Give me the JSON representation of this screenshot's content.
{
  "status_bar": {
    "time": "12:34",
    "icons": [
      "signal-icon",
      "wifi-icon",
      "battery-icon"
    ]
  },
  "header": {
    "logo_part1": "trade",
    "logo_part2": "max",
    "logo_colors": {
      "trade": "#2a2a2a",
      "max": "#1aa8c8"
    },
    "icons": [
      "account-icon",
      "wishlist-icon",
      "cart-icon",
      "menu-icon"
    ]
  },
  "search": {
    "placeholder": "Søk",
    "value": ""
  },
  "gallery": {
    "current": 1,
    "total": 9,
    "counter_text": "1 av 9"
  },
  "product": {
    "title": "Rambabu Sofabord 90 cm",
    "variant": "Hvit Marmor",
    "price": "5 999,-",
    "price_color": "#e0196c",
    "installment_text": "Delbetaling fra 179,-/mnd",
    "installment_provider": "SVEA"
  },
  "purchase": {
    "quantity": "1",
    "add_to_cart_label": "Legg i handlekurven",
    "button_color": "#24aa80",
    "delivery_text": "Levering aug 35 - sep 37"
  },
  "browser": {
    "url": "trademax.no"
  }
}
....................
## WHAT YOU SHOULD DO
Repeat the records above exactly, leaving none out.

## TASK SOLUTION
Give me the JSON representation of this screenshot's content.
{
  "status_bar": {
    "time": "12:34",
    "icons": [
      "signal-icon",
      "wifi-icon",
      "battery-icon"
    ]
  },
  "header": {
    "logo_part1": "trade",
    "logo_part2": "max",
    "logo_colors": {
      "trade": "#2a2a2a",
      "max": "#1aa8c8"
    },
    "icons": [
      "account-icon",
      "wishlist-icon",
      "cart-icon",
      "menu-icon"
    ]
  },
  "search": {
    "placeholder": "Søk",
    "value": ""
  },
  "gallery": {
    "current": 1,
    "total": 9,
    "counter_text": "1 av 9"
  },
  "product": {
    "title": "Rambabu Sofabord 90 cm",
    "variant": "Hvit Marmor",
    "price": "5 999,-",
    "price_color": "#e0196c",
    "installment_text": "Delbetaling fra 179,-/mnd",
    "installment_provider": "SVEA"
  },
  "purchase": {
    "quantity": "1",
    "add_to_cart_label": "Legg i handlekurven",
    "button_color": "#24aa80",
    "delivery_text": "Levering aug 35 - sep 37"
  },
  "browser": {
    "url": "trademax.no"
  }
}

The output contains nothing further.